* Begin *

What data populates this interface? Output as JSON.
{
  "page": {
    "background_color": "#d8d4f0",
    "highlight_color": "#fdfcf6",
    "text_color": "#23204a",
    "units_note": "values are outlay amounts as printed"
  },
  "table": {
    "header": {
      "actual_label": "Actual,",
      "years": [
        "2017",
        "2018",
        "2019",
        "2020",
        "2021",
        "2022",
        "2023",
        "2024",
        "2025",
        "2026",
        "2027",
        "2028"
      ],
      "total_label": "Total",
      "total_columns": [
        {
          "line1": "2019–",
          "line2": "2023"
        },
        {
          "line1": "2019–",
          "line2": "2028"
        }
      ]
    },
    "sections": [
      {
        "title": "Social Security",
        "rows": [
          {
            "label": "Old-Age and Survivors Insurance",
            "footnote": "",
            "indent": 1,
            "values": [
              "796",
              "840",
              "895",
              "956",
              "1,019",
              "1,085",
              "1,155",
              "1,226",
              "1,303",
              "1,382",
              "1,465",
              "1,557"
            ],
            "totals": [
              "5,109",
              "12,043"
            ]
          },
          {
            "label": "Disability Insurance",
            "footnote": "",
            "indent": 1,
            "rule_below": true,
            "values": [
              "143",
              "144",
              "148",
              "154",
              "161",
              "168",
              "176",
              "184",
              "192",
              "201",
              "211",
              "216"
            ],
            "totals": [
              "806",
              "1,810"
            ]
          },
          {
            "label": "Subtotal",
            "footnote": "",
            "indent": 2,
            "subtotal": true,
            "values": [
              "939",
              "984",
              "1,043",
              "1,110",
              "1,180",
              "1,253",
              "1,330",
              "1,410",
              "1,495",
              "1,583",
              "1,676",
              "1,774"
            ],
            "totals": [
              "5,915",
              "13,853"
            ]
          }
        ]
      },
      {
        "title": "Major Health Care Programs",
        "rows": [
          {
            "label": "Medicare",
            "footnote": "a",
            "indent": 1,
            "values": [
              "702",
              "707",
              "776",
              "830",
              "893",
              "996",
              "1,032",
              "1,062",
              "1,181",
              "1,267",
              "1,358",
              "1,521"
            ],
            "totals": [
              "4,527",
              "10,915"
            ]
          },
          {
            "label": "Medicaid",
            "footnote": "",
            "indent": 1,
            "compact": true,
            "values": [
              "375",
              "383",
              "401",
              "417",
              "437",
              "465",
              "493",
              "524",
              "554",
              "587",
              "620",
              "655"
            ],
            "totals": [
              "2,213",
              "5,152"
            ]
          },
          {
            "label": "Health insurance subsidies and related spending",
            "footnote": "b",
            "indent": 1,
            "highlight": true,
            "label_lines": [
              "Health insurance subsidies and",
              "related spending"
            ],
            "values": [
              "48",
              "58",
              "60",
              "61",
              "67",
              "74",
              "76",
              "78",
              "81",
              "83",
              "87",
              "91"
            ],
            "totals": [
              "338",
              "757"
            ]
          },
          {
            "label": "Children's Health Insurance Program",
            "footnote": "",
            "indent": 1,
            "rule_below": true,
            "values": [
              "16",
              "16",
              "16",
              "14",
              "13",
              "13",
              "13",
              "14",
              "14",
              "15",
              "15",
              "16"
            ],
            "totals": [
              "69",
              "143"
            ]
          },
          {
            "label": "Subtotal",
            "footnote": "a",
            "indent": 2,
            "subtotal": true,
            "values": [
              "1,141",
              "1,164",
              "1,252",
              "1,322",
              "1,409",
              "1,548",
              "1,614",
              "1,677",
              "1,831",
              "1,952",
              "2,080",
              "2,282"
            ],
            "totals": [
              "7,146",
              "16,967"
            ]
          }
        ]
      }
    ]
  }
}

* End *
* Begin *

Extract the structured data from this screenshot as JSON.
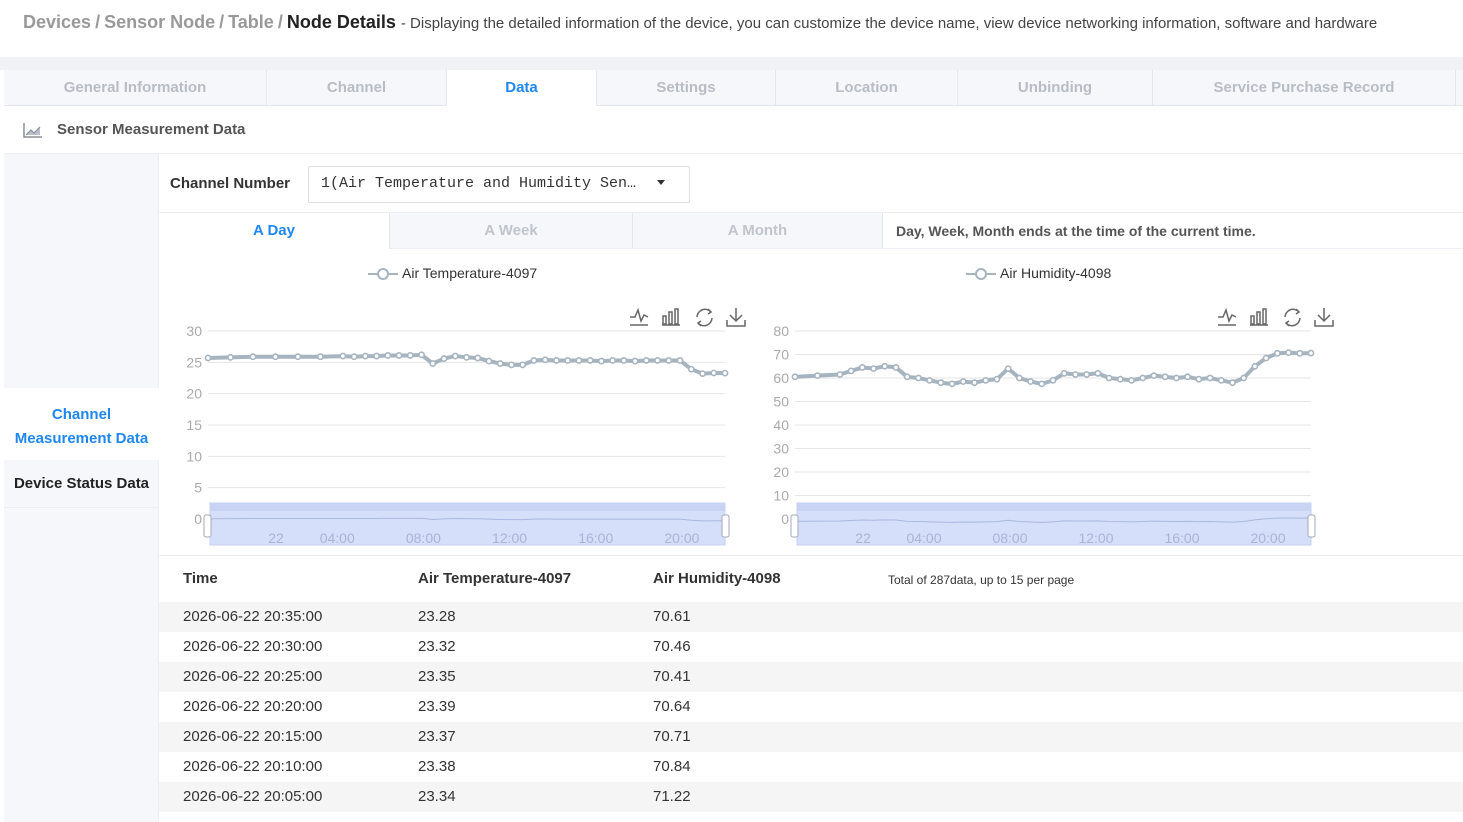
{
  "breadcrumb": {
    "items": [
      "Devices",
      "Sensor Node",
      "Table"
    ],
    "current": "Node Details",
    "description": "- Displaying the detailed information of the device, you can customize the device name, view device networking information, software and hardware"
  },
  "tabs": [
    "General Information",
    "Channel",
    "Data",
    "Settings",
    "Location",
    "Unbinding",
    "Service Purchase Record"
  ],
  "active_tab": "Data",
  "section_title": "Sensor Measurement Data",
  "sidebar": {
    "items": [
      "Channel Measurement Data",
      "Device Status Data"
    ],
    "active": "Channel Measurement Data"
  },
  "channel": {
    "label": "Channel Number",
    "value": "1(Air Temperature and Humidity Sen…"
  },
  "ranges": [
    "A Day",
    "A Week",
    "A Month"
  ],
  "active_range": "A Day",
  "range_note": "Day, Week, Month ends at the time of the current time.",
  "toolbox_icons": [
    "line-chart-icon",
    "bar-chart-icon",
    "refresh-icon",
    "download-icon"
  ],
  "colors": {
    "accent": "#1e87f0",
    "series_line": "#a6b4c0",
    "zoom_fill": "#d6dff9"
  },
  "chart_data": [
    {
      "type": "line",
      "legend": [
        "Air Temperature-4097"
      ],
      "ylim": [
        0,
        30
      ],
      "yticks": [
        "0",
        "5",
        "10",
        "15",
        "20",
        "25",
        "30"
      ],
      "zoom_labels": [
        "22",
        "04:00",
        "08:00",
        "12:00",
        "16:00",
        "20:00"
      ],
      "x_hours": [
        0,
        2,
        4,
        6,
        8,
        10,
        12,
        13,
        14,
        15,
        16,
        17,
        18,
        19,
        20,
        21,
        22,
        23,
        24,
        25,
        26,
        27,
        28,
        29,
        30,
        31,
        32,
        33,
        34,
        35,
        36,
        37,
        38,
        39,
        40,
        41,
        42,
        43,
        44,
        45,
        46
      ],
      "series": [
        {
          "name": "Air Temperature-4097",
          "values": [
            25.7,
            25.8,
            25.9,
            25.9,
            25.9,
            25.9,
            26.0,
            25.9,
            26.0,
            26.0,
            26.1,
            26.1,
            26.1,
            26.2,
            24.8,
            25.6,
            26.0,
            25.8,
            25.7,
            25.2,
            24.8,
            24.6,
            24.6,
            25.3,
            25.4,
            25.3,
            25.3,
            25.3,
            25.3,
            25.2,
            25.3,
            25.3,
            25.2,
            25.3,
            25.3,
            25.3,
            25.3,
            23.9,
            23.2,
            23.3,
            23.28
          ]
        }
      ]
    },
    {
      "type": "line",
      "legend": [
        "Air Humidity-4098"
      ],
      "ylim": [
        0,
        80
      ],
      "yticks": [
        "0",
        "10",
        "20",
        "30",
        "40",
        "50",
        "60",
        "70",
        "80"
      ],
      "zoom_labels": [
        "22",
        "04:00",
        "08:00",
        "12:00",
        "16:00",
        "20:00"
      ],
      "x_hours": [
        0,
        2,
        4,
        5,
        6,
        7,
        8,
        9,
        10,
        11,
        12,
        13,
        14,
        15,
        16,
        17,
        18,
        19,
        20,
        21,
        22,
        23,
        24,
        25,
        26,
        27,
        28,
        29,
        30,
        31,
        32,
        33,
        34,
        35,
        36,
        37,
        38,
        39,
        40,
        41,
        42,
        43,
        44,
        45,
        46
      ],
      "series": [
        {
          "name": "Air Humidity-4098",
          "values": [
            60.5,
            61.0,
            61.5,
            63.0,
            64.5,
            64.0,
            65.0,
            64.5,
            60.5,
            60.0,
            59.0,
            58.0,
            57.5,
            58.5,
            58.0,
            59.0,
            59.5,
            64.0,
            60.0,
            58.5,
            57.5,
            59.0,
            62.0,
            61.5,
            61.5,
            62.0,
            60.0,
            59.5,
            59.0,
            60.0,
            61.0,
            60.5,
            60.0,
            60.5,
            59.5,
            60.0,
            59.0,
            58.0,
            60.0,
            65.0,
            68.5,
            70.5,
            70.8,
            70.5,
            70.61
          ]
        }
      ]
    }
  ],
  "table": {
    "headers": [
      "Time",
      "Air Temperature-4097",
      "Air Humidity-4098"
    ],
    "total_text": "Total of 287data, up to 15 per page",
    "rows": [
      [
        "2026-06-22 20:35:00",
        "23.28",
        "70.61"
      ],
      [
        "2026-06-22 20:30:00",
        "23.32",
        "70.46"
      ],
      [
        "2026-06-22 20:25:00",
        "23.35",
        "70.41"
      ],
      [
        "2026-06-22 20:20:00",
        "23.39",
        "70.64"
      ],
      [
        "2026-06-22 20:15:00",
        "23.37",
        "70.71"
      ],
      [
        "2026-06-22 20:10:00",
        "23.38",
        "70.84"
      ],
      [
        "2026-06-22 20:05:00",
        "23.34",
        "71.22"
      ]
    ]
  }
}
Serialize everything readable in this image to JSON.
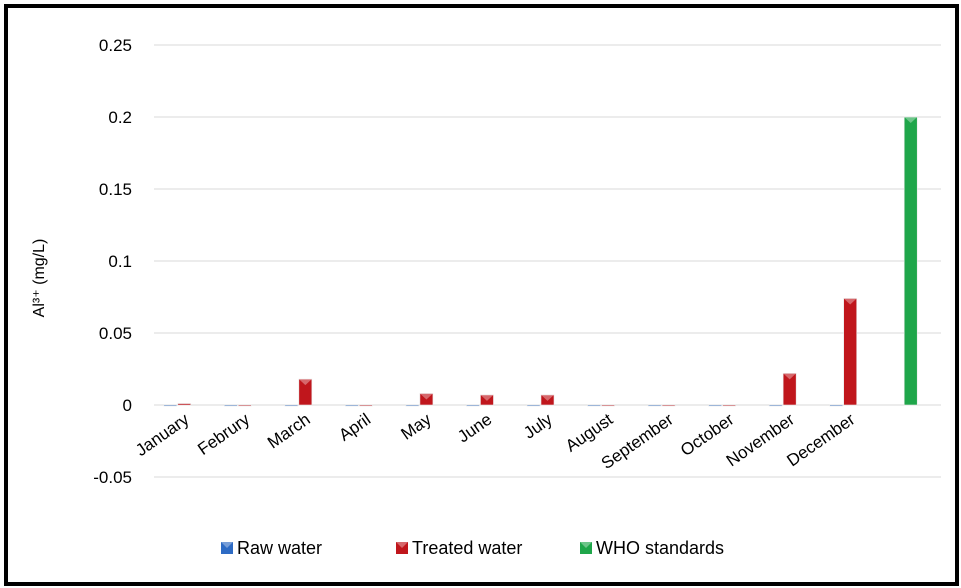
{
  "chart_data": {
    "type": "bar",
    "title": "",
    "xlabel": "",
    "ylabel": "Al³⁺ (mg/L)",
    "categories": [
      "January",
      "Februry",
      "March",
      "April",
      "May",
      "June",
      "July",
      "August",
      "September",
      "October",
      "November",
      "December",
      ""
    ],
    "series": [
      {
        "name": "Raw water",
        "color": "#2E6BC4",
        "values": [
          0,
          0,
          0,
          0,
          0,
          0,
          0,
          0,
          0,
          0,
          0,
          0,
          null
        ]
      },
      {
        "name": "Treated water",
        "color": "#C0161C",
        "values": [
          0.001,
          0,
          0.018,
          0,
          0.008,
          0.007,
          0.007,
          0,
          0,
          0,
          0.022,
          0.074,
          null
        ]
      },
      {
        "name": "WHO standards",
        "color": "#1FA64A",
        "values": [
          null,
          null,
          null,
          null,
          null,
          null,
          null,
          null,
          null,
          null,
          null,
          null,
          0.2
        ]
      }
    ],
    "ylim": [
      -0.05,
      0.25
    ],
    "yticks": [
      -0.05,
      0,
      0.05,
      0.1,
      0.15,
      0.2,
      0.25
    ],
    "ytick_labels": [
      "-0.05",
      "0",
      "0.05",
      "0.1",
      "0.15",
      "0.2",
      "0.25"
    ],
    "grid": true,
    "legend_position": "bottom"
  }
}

* End *

*Task directions*.
Only a number is wanted: how many lines contain "Month"?

*Finished answer*.
2